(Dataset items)

+--

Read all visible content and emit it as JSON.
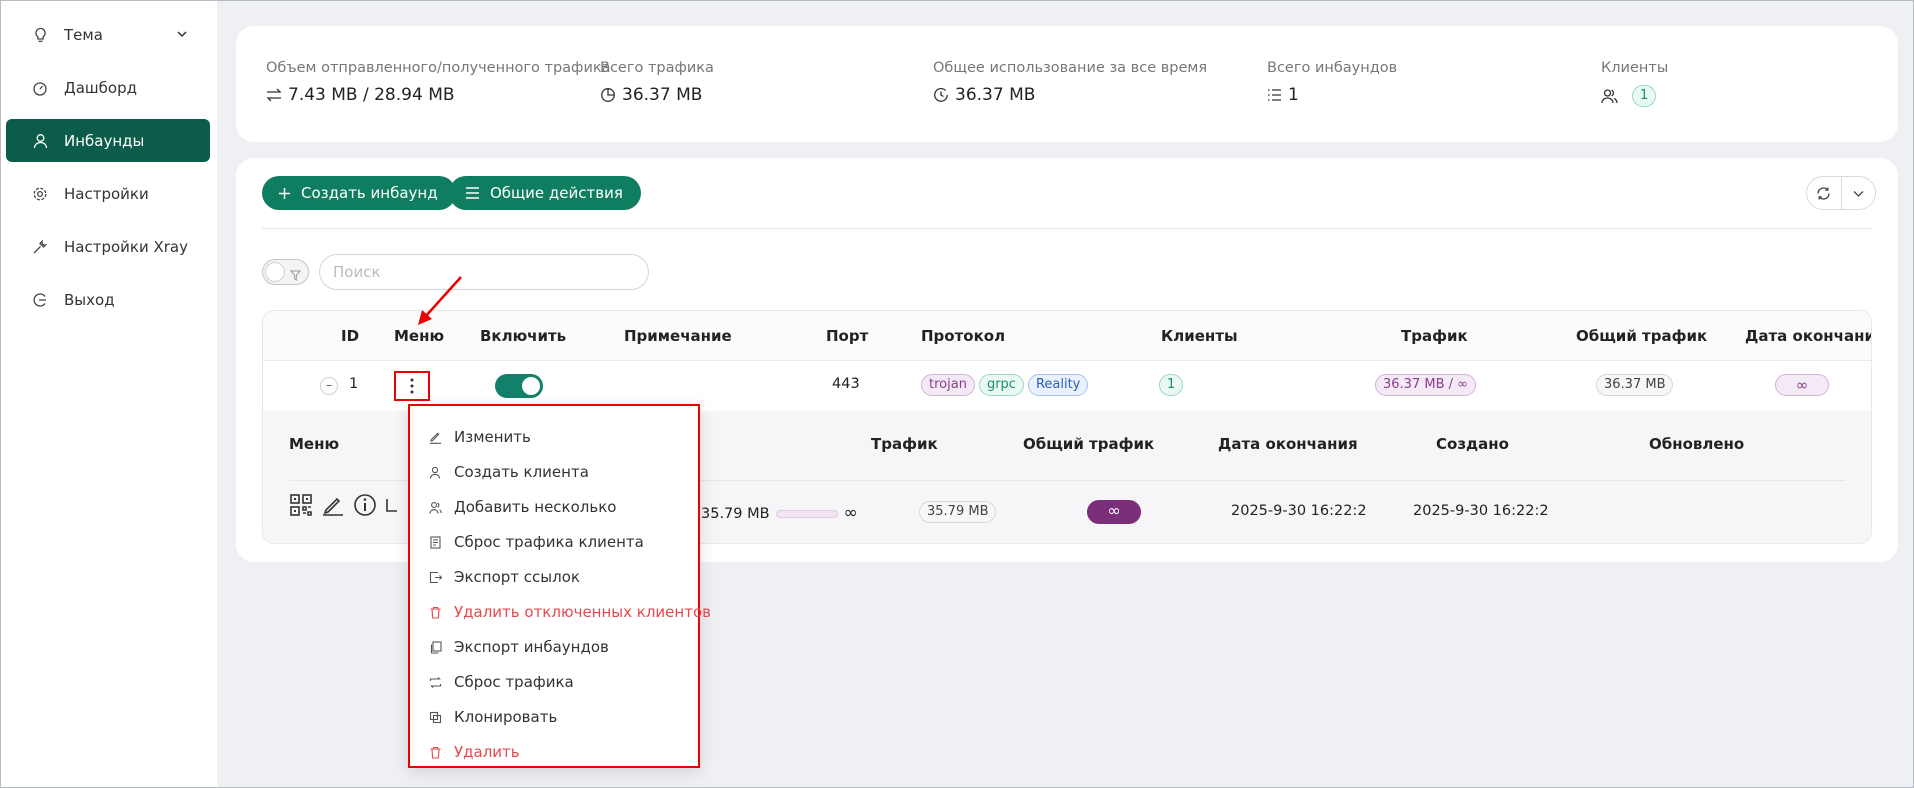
{
  "sidebar": {
    "items": [
      {
        "label": "Тема",
        "icon": "bulb-icon"
      },
      {
        "label": "Дашборд",
        "icon": "dashboard-icon"
      },
      {
        "label": "Инбаунды",
        "icon": "user-icon"
      },
      {
        "label": "Настройки",
        "icon": "gear-icon"
      },
      {
        "label": "Настройки Xray",
        "icon": "tool-icon"
      },
      {
        "label": "Выход",
        "icon": "logout-icon"
      }
    ],
    "active_index": 2
  },
  "stats": {
    "traffic_label": "Объем отправленного/полученного трафика",
    "traffic_value": "7.43 MB / 28.94 MB",
    "total_label": "Всего трафика",
    "total_value": "36.37 MB",
    "alltime_label": "Общее использование за все время",
    "alltime_value": "36.37 MB",
    "inbounds_label": "Всего инбаундов",
    "inbounds_value": "1",
    "clients_label": "Клиенты",
    "clients_value": "1"
  },
  "toolbar": {
    "create_label": "Создать инбаунд",
    "actions_label": "Общие действия",
    "search_placeholder": "Поиск"
  },
  "table": {
    "headers": {
      "id": "ID",
      "menu": "Меню",
      "enable": "Включить",
      "remark": "Примечание",
      "port": "Порт",
      "protocol": "Протокол",
      "clients": "Клиенты",
      "traffic": "Трафик",
      "total_traffic": "Общий трафик",
      "expiry": "Дата окончания"
    },
    "row": {
      "id": "1",
      "port": "443",
      "protocol_tags": [
        "trojan",
        "grpc",
        "Reality"
      ],
      "clients": "1",
      "traffic": "36.37 MB / ∞",
      "total_traffic": "36.37 MB",
      "expiry": "∞",
      "enabled": true
    },
    "sub": {
      "headers": {
        "menu": "Меню",
        "traffic": "Трафик",
        "total_traffic": "Общий трафик",
        "expiry": "Дата окончания",
        "created": "Создано",
        "updated": "Обновлено"
      },
      "row": {
        "traffic": "35.79 MB",
        "traffic_limit": "∞",
        "total_traffic": "35.79 MB",
        "expiry": "∞",
        "created": "2025-9-30 16:22:2",
        "updated": "2025-9-30 16:22:2"
      }
    }
  },
  "dropdown": {
    "items": [
      {
        "label": "Изменить",
        "icon": "edit-icon",
        "danger": false
      },
      {
        "label": "Создать клиента",
        "icon": "user-add-icon",
        "danger": false
      },
      {
        "label": "Добавить несколько",
        "icon": "users-add-icon",
        "danger": false
      },
      {
        "label": "Сброс трафика клиента",
        "icon": "file-reset-icon",
        "danger": false
      },
      {
        "label": "Экспорт ссылок",
        "icon": "export-icon",
        "danger": false
      },
      {
        "label": "Удалить отключенных клиентов",
        "icon": "trash-icon",
        "danger": true
      },
      {
        "label": "Экспорт инбаундов",
        "icon": "copy-icon",
        "danger": false
      },
      {
        "label": "Сброс трафика",
        "icon": "retweet-icon",
        "danger": false
      },
      {
        "label": "Клонировать",
        "icon": "block-icon",
        "danger": false
      },
      {
        "label": "Удалить",
        "icon": "delete-icon",
        "danger": true
      }
    ]
  },
  "colors": {
    "accent": "#0f7d60",
    "sidebar_active": "#0b5c49",
    "danger": "#e5484d",
    "highlight": "#ee0000"
  }
}
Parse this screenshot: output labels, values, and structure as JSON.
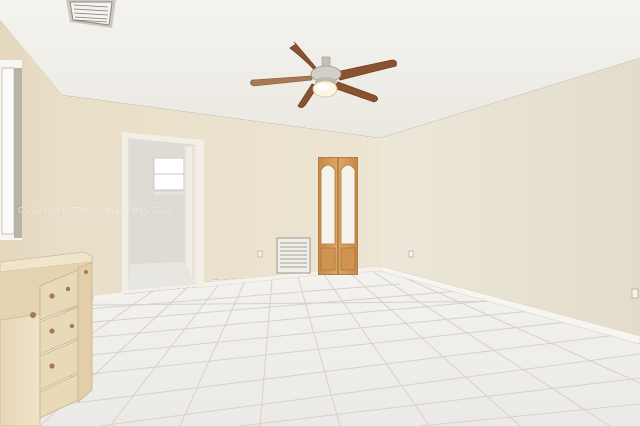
{
  "scene": {
    "watermark_text": "C 2024 REALTORS® Miami MLS 2025",
    "colors": {
      "ceiling": "#f1f0ec",
      "wall_back": "#ece4cf",
      "wall_right": "#e9e4d6",
      "wall_left": "#e6dcc4",
      "floor_tile": "#efeeea",
      "grout": "#d8d4cc",
      "baseboard": "#f5f3ee",
      "cabinet": "#eadbbd",
      "countertop": "#efe2c8",
      "door_wood": "#d49f5c",
      "fan_blade": "#8a5330",
      "fan_body": "#c9c6c0"
    }
  }
}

+--

* _Task details_:
Pictures stay out; reproduce every line of the records exactly.

* _Task response_:
Read all visible content and emit it as JSON.
{
  "sidebar": {
    "items": [
      {
        "label": "Тема",
        "icon": "bulb-icon"
      },
      {
        "label": "Дашборд",
        "icon": "dashboard-icon"
      },
      {
        "label": "Инбаунды",
        "icon": "user-icon"
      },
      {
        "label": "Настройки",
        "icon": "gear-icon"
      },
      {
        "label": "Настройки Xray",
        "icon": "tool-icon"
      },
      {
        "label": "Выход",
        "icon": "logout-icon"
      }
    ],
    "active_index": 2
  },
  "stats": {
    "traffic_label": "Объем отправленного/полученного трафика",
    "traffic_value": "7.43 MB / 28.94 MB",
    "total_label": "Всего трафика",
    "total_value": "36.37 MB",
    "alltime_label": "Общее использование за все время",
    "alltime_value": "36.37 MB",
    "inbounds_label": "Всего инбаундов",
    "inbounds_value": "1",
    "clients_label": "Клиенты",
    "clients_value": "1"
  },
  "toolbar": {
    "create_label": "Создать инбаунд",
    "actions_label": "Общие действия",
    "search_placeholder": "Поиск"
  },
  "table": {
    "headers": {
      "id": "ID",
      "menu": "Меню",
      "enable": "Включить",
      "remark": "Примечание",
      "port": "Порт",
      "protocol": "Протокол",
      "clients": "Клиенты",
      "traffic": "Трафик",
      "total_traffic": "Общий трафик",
      "expiry": "Дата окончания"
    },
    "row": {
      "id": "1",
      "port": "443",
      "protocol_tags": [
        "trojan",
        "grpc",
        "Reality"
      ],
      "clients": "1",
      "traffic": "36.37 MB / ∞",
      "total_traffic": "36.37 MB",
      "expiry": "∞",
      "enabled": true
    },
    "sub": {
      "headers": {
        "menu": "Меню",
        "traffic": "Трафик",
        "total_traffic": "Общий трафик",
        "expiry": "Дата окончания",
        "created": "Создано",
        "updated": "Обновлено"
      },
      "row": {
        "traffic": "35.79 MB",
        "traffic_limit": "∞",
        "total_traffic": "35.79 MB",
        "expiry": "∞",
        "created": "2025-9-30 16:22:2",
        "updated": "2025-9-30 16:22:2"
      }
    }
  },
  "dropdown": {
    "items": [
      {
        "label": "Изменить",
        "icon": "edit-icon",
        "danger": false
      },
      {
        "label": "Создать клиента",
        "icon": "user-add-icon",
        "danger": false
      },
      {
        "label": "Добавить несколько",
        "icon": "users-add-icon",
        "danger": false
      },
      {
        "label": "Сброс трафика клиента",
        "icon": "file-reset-icon",
        "danger": false
      },
      {
        "label": "Экспорт ссылок",
        "icon": "export-icon",
        "danger": false
      },
      {
        "label": "Удалить отключенных клиентов",
        "icon": "trash-icon",
        "danger": true
      },
      {
        "label": "Экспорт инбаундов",
        "icon": "copy-icon",
        "danger": false
      },
      {
        "label": "Сброс трафика",
        "icon": "retweet-icon",
        "danger": false
      },
      {
        "label": "Клонировать",
        "icon": "block-icon",
        "danger": false
      },
      {
        "label": "Удалить",
        "icon": "delete-icon",
        "danger": true
      }
    ]
  },
  "colors": {
    "accent": "#0f7d60",
    "sidebar_active": "#0b5c49",
    "danger": "#e5484d",
    "highlight": "#ee0000"
  }
}
Parse this screenshot: output labels, values, and structure as JSON.
{
  "scene": {
    "watermark_text": "C 2024 REALTORS® Miami MLS 2025",
    "colors": {
      "ceiling": "#f1f0ec",
      "wall_back": "#ece4cf",
      "wall_right": "#e9e4d6",
      "wall_left": "#e6dcc4",
      "floor_tile": "#efeeea",
      "grout": "#d8d4cc",
      "baseboard": "#f5f3ee",
      "cabinet": "#eadbbd",
      "countertop": "#efe2c8",
      "door_wood": "#d49f5c",
      "fan_blade": "#8a5330",
      "fan_body": "#c9c6c0"
    }
  }
}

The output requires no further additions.